_TASK STATEMENT_. Copy the data below exactly.

Data records:
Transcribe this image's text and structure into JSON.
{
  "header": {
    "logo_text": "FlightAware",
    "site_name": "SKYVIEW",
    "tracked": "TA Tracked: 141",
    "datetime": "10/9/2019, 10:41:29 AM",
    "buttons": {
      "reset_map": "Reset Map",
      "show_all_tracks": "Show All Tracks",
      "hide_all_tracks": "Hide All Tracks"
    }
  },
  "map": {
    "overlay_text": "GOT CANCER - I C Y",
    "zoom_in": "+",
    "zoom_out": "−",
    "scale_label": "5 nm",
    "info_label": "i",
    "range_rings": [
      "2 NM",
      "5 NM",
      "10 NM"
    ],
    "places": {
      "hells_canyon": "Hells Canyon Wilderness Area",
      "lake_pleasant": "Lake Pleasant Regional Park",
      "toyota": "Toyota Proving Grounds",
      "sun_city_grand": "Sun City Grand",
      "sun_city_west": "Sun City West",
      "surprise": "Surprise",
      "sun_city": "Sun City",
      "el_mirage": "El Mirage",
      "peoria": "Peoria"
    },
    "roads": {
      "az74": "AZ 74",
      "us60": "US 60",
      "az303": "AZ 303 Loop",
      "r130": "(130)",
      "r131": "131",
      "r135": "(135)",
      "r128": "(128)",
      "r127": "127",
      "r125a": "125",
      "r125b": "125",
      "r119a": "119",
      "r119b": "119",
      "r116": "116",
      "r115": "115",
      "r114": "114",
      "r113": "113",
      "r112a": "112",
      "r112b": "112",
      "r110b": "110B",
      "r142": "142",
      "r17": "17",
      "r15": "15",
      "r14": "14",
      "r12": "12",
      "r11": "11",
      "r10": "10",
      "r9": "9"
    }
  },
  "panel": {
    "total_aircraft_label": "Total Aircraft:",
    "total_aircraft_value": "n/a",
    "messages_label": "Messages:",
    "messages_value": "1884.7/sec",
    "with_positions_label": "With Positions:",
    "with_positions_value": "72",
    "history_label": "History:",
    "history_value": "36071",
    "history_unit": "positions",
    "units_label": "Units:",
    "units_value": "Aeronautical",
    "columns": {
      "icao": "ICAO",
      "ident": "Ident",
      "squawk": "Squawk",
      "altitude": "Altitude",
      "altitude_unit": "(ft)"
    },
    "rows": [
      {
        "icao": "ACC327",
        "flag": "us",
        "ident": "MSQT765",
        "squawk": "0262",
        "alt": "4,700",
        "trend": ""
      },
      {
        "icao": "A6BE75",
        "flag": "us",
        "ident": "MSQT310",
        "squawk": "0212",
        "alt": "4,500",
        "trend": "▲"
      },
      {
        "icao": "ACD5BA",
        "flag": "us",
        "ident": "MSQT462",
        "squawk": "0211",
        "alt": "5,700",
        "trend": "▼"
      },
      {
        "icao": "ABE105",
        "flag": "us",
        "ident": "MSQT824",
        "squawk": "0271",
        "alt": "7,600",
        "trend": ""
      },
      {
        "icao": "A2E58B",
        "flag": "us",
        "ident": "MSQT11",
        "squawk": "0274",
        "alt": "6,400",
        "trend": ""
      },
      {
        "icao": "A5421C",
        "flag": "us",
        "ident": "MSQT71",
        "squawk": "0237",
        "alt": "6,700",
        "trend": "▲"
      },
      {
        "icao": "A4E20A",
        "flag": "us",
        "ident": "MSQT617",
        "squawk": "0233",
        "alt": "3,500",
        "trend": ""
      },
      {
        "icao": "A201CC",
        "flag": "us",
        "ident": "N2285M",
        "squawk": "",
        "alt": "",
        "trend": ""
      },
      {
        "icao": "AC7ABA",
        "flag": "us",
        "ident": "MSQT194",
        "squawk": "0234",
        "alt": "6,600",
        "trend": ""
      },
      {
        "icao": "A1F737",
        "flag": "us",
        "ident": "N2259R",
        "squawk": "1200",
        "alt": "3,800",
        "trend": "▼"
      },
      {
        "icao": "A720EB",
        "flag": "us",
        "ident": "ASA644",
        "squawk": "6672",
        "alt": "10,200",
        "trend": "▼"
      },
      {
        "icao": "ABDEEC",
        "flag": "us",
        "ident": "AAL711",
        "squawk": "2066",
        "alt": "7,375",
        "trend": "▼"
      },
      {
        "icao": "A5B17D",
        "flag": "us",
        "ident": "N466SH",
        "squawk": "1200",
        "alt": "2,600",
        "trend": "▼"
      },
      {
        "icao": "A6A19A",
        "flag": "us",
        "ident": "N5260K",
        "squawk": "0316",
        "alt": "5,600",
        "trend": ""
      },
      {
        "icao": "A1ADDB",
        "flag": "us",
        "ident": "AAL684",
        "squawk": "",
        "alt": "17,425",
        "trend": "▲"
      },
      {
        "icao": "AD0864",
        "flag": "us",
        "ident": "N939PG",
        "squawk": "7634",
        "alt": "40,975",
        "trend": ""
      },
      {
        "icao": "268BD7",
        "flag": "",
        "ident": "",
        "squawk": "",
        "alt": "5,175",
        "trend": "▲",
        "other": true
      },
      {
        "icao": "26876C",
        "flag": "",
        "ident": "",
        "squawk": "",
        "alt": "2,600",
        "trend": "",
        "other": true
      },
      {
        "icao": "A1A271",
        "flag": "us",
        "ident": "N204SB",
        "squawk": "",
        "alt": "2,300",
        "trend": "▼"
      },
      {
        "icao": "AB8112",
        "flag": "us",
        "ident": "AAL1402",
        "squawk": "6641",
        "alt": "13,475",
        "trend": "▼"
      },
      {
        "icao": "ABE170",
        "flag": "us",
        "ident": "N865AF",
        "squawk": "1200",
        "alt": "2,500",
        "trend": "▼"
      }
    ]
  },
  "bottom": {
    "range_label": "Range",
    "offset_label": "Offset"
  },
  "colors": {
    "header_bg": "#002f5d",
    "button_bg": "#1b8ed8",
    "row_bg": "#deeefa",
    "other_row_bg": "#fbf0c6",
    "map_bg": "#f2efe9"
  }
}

_EXPECTED ANSWER_.
Transcribe this image's text and structure into JSON.
{
  "header": {
    "logo_text": "FlightAware",
    "site_name": "SKYVIEW",
    "tracked": "TA Tracked: 141",
    "datetime": "10/9/2019, 10:41:29 AM",
    "buttons": {
      "reset_map": "Reset Map",
      "show_all_tracks": "Show All Tracks",
      "hide_all_tracks": "Hide All Tracks"
    }
  },
  "map": {
    "overlay_text": "GOT CANCER - I C Y",
    "zoom_in": "+",
    "zoom_out": "−",
    "scale_label": "5 nm",
    "info_label": "i",
    "range_rings": [
      "2 NM",
      "5 NM",
      "10 NM"
    ],
    "places": {
      "hells_canyon": "Hells Canyon Wilderness Area",
      "lake_pleasant": "Lake Pleasant Regional Park",
      "toyota": "Toyota Proving Grounds",
      "sun_city_grand": "Sun City Grand",
      "sun_city_west": "Sun City West",
      "surprise": "Surprise",
      "sun_city": "Sun City",
      "el_mirage": "El Mirage",
      "peoria": "Peoria"
    },
    "roads": {
      "az74": "AZ 74",
      "us60": "US 60",
      "az303": "AZ 303 Loop",
      "r130": "(130)",
      "r131": "131",
      "r135": "(135)",
      "r128": "(128)",
      "r127": "127",
      "r125a": "125",
      "r125b": "125",
      "r119a": "119",
      "r119b": "119",
      "r116": "116",
      "r115": "115",
      "r114": "114",
      "r113": "113",
      "r112a": "112",
      "r112b": "112",
      "r110b": "110B",
      "r142": "142",
      "r17": "17",
      "r15": "15",
      "r14": "14",
      "r12": "12",
      "r11": "11",
      "r10": "10",
      "r9": "9"
    }
  },
  "panel": {
    "total_aircraft_label": "Total Aircraft:",
    "total_aircraft_value": "n/a",
    "messages_label": "Messages:",
    "messages_value": "1884.7/sec",
    "with_positions_label": "With Positions:",
    "with_positions_value": "72",
    "history_label": "History:",
    "history_value": "36071",
    "history_unit": "positions",
    "units_label": "Units:",
    "units_value": "Aeronautical",
    "columns": {
      "icao": "ICAO",
      "ident": "Ident",
      "squawk": "Squawk",
      "altitude": "Altitude",
      "altitude_unit": "(ft)"
    },
    "rows": [
      {
        "icao": "ACC327",
        "flag": "us",
        "ident": "MSQT765",
        "squawk": "0262",
        "alt": "4,700",
        "trend": ""
      },
      {
        "icao": "A6BE75",
        "flag": "us",
        "ident": "MSQT310",
        "squawk": "0212",
        "alt": "4,500",
        "trend": "▲"
      },
      {
        "icao": "ACD5BA",
        "flag": "us",
        "ident": "MSQT462",
        "squawk": "0211",
        "alt": "5,700",
        "trend": "▼"
      },
      {
        "icao": "ABE105",
        "flag": "us",
        "ident": "MSQT824",
        "squawk": "0271",
        "alt": "7,600",
        "trend": ""
      },
      {
        "icao": "A2E58B",
        "flag": "us",
        "ident": "MSQT11",
        "squawk": "0274",
        "alt": "6,400",
        "trend": ""
      },
      {
        "icao": "A5421C",
        "flag": "us",
        "ident": "MSQT71",
        "squawk": "0237",
        "alt": "6,700",
        "trend": "▲"
      },
      {
        "icao": "A4E20A",
        "flag": "us",
        "ident": "MSQT617",
        "squawk": "0233",
        "alt": "3,500",
        "trend": ""
      },
      {
        "icao": "A201CC",
        "flag": "us",
        "ident": "N2285M",
        "squawk": "",
        "alt": "",
        "trend": ""
      },
      {
        "icao": "AC7ABA",
        "flag": "us",
        "ident": "MSQT194",
        "squawk": "0234",
        "alt": "6,600",
        "trend": ""
      },
      {
        "icao": "A1F737",
        "flag": "us",
        "ident": "N2259R",
        "squawk": "1200",
        "alt": "3,800",
        "trend": "▼"
      },
      {
        "icao": "A720EB",
        "flag": "us",
        "ident": "ASA644",
        "squawk": "6672",
        "alt": "10,200",
        "trend": "▼"
      },
      {
        "icao": "ABDEEC",
        "flag": "us",
        "ident": "AAL711",
        "squawk": "2066",
        "alt": "7,375",
        "trend": "▼"
      },
      {
        "icao": "A5B17D",
        "flag": "us",
        "ident": "N466SH",
        "squawk": "1200",
        "alt": "2,600",
        "trend": "▼"
      },
      {
        "icao": "A6A19A",
        "flag": "us",
        "ident": "N5260K",
        "squawk": "0316",
        "alt": "5,600",
        "trend": ""
      },
      {
        "icao": "A1ADDB",
        "flag": "us",
        "ident": "AAL684",
        "squawk": "",
        "alt": "17,425",
        "trend": "▲"
      },
      {
        "icao": "AD0864",
        "flag": "us",
        "ident": "N939PG",
        "squawk": "7634",
        "alt": "40,975",
        "trend": ""
      },
      {
        "icao": "268BD7",
        "flag": "",
        "ident": "",
        "squawk": "",
        "alt": "5,175",
        "trend": "▲",
        "other": true
      },
      {
        "icao": "26876C",
        "flag": "",
        "ident": "",
        "squawk": "",
        "alt": "2,600",
        "trend": "",
        "other": true
      },
      {
        "icao": "A1A271",
        "flag": "us",
        "ident": "N204SB",
        "squawk": "",
        "alt": "2,300",
        "trend": "▼"
      },
      {
        "icao": "AB8112",
        "flag": "us",
        "ident": "AAL1402",
        "squawk": "6641",
        "alt": "13,475",
        "trend": "▼"
      },
      {
        "icao": "ABE170",
        "flag": "us",
        "ident": "N865AF",
        "squawk": "1200",
        "alt": "2,500",
        "trend": "▼"
      }
    ]
  },
  "bottom": {
    "range_label": "Range",
    "offset_label": "Offset"
  },
  "colors": {
    "header_bg": "#002f5d",
    "button_bg": "#1b8ed8",
    "row_bg": "#deeefa",
    "other_row_bg": "#fbf0c6",
    "map_bg": "#f2efe9"
  }
}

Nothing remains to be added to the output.